▸ Record set
--- Start ---

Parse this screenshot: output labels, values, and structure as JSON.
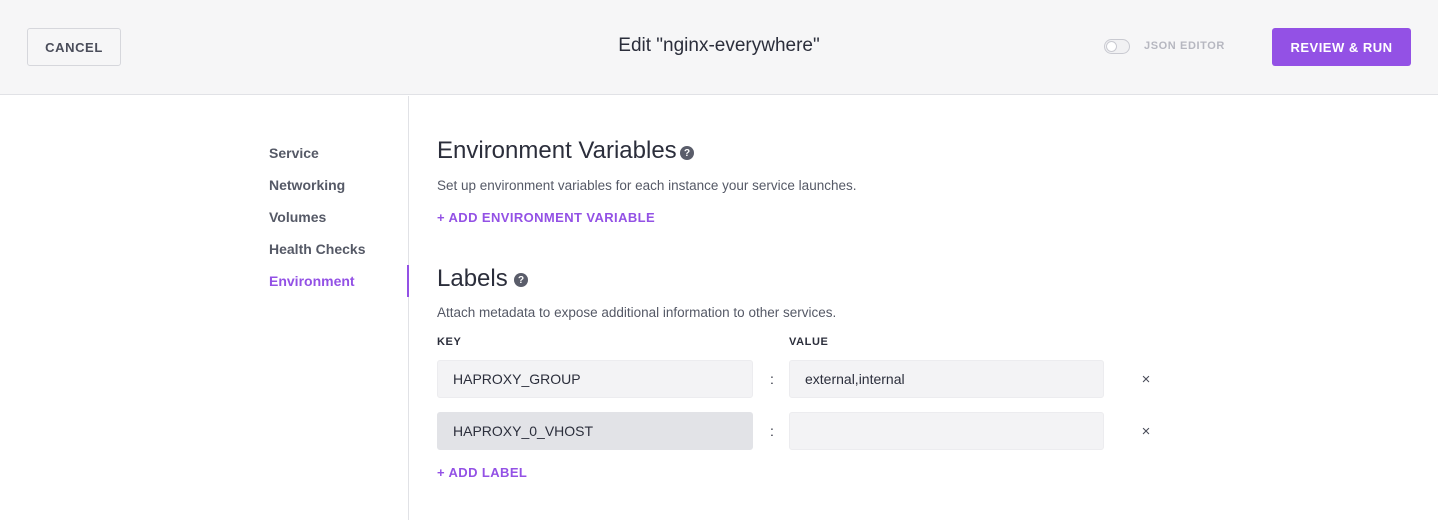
{
  "header": {
    "cancel_label": "CANCEL",
    "title": "Edit \"nginx-everywhere\"",
    "json_editor_label": "JSON EDITOR",
    "json_editor_enabled": false,
    "review_label": "REVIEW & RUN"
  },
  "sidebar": {
    "items": [
      {
        "label": "Service"
      },
      {
        "label": "Networking"
      },
      {
        "label": "Volumes"
      },
      {
        "label": "Health Checks"
      },
      {
        "label": "Environment",
        "active": true
      }
    ]
  },
  "env": {
    "title": "Environment Variables",
    "description": "Set up environment variables for each instance your service launches.",
    "add_label": "+ ADD ENVIRONMENT VARIABLE"
  },
  "labels": {
    "title": "Labels",
    "description": "Attach metadata to expose additional information to other services.",
    "key_header": "KEY",
    "value_header": "VALUE",
    "separator": ":",
    "rows": [
      {
        "key": "HAPROXY_GROUP",
        "value": "external,internal"
      },
      {
        "key": "HAPROXY_0_VHOST",
        "value": ""
      }
    ],
    "add_label": "+ ADD LABEL"
  },
  "icons": {
    "help": "help-circle-icon",
    "remove": "close-icon",
    "remove_glyph": "×",
    "help_glyph": "?"
  },
  "colors": {
    "accent": "#9351e5",
    "header_bg": "#f6f6f7",
    "text": "#2b2e3b"
  }
}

--- End ---

▸ Requirement
Write out the entries again, exactly as given, skipping any images.

▸ Answer to the exercise
Parse this screenshot: output labels, values, and structure as JSON.
{
  "header": {
    "cancel_label": "CANCEL",
    "title": "Edit \"nginx-everywhere\"",
    "json_editor_label": "JSON EDITOR",
    "json_editor_enabled": false,
    "review_label": "REVIEW & RUN"
  },
  "sidebar": {
    "items": [
      {
        "label": "Service"
      },
      {
        "label": "Networking"
      },
      {
        "label": "Volumes"
      },
      {
        "label": "Health Checks"
      },
      {
        "label": "Environment",
        "active": true
      }
    ]
  },
  "env": {
    "title": "Environment Variables",
    "description": "Set up environment variables for each instance your service launches.",
    "add_label": "+ ADD ENVIRONMENT VARIABLE"
  },
  "labels": {
    "title": "Labels",
    "description": "Attach metadata to expose additional information to other services.",
    "key_header": "KEY",
    "value_header": "VALUE",
    "separator": ":",
    "rows": [
      {
        "key": "HAPROXY_GROUP",
        "value": "external,internal"
      },
      {
        "key": "HAPROXY_0_VHOST",
        "value": ""
      }
    ],
    "add_label": "+ ADD LABEL"
  },
  "icons": {
    "help": "help-circle-icon",
    "remove": "close-icon",
    "remove_glyph": "×",
    "help_glyph": "?"
  },
  "colors": {
    "accent": "#9351e5",
    "header_bg": "#f6f6f7",
    "text": "#2b2e3b"
  }
}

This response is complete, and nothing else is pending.